What this task involves: Report every line in the listing below where the string "structured" shows up.

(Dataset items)

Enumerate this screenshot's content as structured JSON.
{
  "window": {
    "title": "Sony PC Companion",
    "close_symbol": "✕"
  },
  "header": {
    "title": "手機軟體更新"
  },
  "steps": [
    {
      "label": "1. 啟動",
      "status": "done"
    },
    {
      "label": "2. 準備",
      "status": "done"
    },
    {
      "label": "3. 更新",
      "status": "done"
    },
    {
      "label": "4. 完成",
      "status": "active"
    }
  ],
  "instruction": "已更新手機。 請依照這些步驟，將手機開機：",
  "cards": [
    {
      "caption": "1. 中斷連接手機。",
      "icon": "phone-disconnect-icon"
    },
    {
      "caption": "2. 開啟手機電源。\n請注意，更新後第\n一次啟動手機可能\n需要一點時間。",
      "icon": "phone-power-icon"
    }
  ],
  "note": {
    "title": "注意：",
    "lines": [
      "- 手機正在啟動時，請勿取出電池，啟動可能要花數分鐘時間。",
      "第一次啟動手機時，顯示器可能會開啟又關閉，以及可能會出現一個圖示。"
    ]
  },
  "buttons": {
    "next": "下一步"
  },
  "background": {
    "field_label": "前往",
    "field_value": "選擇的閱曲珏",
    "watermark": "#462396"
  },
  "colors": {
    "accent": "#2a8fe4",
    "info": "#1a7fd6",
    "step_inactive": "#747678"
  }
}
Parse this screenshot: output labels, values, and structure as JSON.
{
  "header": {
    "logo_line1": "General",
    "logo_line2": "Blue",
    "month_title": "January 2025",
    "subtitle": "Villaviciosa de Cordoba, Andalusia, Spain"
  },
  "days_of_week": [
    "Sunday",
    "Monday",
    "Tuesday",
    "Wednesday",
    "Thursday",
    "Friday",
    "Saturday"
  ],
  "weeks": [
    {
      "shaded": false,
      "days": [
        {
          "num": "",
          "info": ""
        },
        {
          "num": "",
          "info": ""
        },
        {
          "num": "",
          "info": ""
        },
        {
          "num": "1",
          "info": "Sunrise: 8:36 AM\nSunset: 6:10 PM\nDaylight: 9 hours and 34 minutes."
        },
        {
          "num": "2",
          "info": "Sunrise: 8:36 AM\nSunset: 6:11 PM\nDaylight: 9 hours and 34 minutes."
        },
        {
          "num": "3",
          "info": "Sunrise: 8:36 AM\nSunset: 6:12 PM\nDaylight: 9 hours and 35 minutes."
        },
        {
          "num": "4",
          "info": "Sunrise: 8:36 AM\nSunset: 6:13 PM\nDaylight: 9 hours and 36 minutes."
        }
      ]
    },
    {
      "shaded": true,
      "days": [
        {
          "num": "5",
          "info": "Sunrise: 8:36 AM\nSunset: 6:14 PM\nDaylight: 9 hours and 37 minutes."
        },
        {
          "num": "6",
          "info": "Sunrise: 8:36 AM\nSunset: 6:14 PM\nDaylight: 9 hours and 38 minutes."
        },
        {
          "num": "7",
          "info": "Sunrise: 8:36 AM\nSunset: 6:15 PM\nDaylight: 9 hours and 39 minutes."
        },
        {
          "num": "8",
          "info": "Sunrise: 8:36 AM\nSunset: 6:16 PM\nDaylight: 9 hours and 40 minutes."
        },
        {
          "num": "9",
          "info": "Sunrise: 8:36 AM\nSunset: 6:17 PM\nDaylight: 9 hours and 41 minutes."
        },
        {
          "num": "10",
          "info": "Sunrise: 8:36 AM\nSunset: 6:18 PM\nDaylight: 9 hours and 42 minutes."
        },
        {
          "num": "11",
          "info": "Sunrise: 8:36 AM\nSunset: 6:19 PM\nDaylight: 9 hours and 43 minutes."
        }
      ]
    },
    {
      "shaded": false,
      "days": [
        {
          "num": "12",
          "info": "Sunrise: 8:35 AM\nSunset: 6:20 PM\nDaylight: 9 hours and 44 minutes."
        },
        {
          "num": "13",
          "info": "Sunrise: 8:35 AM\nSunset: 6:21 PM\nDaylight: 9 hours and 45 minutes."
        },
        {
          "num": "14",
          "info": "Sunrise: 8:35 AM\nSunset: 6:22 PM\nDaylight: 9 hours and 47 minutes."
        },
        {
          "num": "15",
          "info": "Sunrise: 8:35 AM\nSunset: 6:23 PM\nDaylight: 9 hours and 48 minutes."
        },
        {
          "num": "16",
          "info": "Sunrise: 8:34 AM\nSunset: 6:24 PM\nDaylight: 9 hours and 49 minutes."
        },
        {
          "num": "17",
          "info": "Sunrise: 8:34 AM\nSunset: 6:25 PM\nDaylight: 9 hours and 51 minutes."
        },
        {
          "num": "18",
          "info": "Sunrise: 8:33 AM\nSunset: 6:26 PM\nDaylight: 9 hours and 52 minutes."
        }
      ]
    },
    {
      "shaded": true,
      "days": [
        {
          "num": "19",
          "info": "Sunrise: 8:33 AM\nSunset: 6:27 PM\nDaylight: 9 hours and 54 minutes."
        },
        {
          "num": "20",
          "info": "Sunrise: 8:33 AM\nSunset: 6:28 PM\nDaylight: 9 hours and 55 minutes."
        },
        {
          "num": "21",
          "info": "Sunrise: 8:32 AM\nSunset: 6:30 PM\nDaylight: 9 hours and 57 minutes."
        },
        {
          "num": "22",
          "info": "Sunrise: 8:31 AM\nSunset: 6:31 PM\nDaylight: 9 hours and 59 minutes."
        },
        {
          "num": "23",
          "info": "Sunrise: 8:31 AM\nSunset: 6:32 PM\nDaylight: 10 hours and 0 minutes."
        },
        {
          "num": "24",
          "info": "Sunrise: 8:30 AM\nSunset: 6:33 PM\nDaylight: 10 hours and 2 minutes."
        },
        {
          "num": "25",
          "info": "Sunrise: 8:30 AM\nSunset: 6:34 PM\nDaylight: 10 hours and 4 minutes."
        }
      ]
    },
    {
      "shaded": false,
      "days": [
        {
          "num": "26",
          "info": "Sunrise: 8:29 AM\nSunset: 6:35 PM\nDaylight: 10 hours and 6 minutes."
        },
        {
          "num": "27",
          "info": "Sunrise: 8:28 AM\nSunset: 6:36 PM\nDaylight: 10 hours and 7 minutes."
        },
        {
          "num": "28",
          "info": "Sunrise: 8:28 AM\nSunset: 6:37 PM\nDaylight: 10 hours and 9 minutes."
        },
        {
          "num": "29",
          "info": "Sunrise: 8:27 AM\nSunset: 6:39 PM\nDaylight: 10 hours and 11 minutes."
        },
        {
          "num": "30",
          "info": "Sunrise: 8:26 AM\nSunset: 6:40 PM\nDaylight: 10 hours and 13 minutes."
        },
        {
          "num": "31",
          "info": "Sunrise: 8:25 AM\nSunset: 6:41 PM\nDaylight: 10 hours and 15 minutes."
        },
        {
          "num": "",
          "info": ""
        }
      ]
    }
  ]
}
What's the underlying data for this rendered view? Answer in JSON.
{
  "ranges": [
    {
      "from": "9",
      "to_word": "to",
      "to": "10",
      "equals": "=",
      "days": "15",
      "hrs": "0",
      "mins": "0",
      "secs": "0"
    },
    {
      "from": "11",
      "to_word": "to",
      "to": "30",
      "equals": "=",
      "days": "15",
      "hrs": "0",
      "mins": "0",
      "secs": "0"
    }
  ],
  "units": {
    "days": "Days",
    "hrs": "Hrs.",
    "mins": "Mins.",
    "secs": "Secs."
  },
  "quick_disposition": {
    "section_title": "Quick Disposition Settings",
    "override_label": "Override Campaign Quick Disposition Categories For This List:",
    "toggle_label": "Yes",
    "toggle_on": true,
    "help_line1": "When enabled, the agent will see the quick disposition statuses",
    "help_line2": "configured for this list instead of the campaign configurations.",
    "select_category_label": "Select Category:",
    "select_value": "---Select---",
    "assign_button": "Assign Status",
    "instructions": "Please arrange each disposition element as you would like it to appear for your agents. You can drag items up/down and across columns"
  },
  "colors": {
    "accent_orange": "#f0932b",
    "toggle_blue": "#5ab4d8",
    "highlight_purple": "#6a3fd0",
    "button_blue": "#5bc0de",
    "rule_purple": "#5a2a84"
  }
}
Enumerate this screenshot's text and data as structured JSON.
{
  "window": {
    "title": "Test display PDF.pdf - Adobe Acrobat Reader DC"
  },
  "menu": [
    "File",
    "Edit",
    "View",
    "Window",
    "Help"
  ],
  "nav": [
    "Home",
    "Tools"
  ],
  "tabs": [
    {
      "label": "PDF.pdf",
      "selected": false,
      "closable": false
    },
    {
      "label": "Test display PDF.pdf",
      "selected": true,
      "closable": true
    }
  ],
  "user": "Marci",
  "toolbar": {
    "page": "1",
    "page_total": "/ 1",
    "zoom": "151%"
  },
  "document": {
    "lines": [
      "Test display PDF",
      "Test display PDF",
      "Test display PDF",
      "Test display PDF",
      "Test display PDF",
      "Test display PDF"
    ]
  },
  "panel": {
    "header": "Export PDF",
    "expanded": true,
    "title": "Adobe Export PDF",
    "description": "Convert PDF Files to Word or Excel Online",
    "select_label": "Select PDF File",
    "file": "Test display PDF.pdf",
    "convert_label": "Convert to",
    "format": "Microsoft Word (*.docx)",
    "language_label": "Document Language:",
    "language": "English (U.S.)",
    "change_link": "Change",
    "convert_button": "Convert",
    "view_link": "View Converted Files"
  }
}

Task result:
Enumerate this screenshot's content as structured JSON.
Enumerate this screenshot's text and data as structured JSON.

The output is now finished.